◆ Dataset rows
______
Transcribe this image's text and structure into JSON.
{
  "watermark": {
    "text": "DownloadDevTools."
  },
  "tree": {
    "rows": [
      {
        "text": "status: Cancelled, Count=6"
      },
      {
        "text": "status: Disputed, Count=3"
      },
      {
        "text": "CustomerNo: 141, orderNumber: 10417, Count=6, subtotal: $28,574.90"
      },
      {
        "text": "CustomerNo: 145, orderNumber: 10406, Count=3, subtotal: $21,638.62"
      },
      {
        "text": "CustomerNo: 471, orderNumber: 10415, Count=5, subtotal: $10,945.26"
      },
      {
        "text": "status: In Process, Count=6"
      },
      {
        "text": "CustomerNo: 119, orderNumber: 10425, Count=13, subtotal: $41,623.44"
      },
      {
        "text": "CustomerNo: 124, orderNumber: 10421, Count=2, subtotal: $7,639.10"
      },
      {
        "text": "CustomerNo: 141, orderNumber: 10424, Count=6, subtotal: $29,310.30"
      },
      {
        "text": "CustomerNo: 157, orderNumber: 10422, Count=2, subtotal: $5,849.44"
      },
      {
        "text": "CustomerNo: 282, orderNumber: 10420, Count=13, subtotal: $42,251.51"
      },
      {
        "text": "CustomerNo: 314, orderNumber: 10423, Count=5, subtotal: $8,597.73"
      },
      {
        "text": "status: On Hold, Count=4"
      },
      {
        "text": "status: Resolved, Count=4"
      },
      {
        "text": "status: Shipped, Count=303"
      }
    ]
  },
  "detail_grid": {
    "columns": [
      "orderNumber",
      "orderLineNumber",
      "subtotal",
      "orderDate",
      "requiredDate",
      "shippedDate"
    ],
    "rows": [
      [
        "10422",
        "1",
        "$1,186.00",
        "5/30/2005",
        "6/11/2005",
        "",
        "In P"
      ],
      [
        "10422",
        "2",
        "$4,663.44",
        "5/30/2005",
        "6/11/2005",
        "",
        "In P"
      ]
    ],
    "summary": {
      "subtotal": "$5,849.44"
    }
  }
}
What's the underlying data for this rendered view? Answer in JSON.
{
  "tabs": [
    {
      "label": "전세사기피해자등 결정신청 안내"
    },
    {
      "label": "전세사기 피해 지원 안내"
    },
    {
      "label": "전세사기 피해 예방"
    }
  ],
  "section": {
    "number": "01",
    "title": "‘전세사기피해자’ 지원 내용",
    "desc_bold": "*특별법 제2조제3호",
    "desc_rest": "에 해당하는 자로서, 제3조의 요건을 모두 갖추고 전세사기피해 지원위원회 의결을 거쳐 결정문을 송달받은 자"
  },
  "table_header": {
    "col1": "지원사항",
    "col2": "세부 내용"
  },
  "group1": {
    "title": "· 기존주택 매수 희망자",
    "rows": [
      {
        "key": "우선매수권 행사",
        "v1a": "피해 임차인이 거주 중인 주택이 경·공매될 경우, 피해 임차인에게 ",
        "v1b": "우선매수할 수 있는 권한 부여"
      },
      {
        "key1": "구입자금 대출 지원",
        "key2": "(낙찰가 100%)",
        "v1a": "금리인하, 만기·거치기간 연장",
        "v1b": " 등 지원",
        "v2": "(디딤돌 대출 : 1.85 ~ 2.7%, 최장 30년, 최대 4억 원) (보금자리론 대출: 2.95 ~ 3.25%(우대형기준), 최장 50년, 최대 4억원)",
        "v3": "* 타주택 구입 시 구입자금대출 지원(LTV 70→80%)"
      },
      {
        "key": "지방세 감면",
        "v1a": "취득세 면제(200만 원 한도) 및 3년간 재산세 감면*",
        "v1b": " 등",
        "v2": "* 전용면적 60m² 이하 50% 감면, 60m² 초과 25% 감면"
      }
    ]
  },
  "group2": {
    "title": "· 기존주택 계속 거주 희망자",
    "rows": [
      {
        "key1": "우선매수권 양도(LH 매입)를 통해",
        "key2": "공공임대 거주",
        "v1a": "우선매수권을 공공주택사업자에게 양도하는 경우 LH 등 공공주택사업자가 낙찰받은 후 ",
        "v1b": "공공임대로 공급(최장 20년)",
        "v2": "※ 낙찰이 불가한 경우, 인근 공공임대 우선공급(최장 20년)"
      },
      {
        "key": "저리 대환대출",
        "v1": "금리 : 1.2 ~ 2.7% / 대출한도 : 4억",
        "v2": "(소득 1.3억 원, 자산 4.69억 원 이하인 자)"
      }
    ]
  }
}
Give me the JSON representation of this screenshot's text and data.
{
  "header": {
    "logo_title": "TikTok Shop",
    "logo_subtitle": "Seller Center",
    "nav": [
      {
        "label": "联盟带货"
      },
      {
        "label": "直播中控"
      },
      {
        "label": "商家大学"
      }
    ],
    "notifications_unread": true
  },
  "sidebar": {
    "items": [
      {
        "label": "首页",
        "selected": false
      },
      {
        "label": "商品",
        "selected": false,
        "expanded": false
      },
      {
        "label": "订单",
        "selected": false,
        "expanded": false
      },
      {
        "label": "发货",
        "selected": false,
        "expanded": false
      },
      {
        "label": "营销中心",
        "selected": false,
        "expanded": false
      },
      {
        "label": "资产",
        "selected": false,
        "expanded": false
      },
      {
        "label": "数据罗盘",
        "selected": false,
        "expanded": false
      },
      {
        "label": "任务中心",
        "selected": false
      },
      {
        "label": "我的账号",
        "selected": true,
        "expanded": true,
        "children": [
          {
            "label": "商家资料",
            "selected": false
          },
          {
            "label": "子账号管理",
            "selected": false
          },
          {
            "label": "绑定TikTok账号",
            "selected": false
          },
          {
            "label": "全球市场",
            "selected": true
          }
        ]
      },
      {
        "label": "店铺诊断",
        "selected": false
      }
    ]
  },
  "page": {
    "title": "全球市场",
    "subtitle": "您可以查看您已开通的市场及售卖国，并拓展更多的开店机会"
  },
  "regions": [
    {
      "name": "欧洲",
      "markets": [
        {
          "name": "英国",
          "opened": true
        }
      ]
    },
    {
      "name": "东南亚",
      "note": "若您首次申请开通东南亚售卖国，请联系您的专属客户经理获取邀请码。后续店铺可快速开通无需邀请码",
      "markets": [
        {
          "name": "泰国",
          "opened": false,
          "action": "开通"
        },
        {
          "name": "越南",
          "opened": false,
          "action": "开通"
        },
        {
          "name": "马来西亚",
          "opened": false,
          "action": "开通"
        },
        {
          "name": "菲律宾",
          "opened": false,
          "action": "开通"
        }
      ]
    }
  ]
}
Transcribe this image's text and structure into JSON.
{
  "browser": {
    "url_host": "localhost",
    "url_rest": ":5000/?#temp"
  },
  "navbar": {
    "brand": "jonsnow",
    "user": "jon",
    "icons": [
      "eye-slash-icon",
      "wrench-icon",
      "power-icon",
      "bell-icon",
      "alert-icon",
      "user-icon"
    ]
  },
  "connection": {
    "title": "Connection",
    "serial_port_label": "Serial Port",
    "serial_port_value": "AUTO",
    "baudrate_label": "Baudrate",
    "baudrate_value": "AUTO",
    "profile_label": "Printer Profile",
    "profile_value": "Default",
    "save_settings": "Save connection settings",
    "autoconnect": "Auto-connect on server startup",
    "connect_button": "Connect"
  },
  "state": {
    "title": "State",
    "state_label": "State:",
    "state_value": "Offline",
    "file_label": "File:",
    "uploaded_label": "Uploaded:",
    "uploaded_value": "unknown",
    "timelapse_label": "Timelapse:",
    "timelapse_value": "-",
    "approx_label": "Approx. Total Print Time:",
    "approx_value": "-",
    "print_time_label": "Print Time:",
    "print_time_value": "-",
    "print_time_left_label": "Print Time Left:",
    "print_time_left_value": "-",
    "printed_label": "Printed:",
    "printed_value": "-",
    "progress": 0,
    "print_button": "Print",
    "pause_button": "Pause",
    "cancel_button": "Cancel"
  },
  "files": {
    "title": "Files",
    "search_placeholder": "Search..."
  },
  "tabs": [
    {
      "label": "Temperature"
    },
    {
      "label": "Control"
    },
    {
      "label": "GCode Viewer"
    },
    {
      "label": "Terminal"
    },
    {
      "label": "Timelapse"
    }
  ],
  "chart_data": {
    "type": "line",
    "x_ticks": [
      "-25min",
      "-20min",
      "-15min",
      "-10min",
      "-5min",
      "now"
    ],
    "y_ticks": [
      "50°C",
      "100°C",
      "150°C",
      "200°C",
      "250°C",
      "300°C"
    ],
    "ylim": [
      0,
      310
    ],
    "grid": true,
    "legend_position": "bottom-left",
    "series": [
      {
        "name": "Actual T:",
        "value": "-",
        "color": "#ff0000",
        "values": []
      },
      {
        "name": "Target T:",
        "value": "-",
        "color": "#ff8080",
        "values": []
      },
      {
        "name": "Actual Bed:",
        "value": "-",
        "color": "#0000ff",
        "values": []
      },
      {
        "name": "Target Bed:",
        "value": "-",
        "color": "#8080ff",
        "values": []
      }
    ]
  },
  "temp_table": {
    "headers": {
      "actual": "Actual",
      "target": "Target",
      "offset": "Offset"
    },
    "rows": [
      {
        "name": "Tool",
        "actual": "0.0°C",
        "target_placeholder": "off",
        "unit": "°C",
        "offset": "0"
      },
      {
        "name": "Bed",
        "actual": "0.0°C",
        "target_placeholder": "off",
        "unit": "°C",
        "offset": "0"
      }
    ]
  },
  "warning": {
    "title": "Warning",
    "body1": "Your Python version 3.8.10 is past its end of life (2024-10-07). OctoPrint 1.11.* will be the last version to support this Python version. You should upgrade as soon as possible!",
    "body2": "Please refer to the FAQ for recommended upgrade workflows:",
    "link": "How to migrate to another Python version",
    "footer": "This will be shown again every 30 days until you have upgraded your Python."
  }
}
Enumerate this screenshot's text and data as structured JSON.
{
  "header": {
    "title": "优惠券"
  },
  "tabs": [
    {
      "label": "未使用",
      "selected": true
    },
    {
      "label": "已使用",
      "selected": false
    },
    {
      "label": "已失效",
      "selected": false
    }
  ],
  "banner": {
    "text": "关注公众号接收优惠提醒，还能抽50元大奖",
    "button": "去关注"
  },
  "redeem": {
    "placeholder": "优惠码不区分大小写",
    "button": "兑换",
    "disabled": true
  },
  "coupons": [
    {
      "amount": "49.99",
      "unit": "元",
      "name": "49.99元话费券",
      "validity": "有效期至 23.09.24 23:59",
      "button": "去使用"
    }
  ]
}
______
◆ Exercise prompt
Beginning with the line that contains "Enumerate this screenshot's", quote each line exactly through the last line of the entries above, and nothing beyond them.

◆ Result
Enumerate this screenshot's text and data as structured JSON.
{
  "header": {
    "title": "优惠券"
  },
  "tabs": [
    {
      "label": "未使用",
      "selected": true
    },
    {
      "label": "已使用",
      "selected": false
    },
    {
      "label": "已失效",
      "selected": false
    }
  ],
  "banner": {
    "text": "关注公众号接收优惠提醒，还能抽50元大奖",
    "button": "去关注"
  },
  "redeem": {
    "placeholder": "优惠码不区分大小写",
    "button": "兑换",
    "disabled": true
  },
  "coupons": [
    {
      "amount": "49.99",
      "unit": "元",
      "name": "49.99元话费券",
      "validity": "有效期至 23.09.24 23:59",
      "button": "去使用"
    }
  ]
}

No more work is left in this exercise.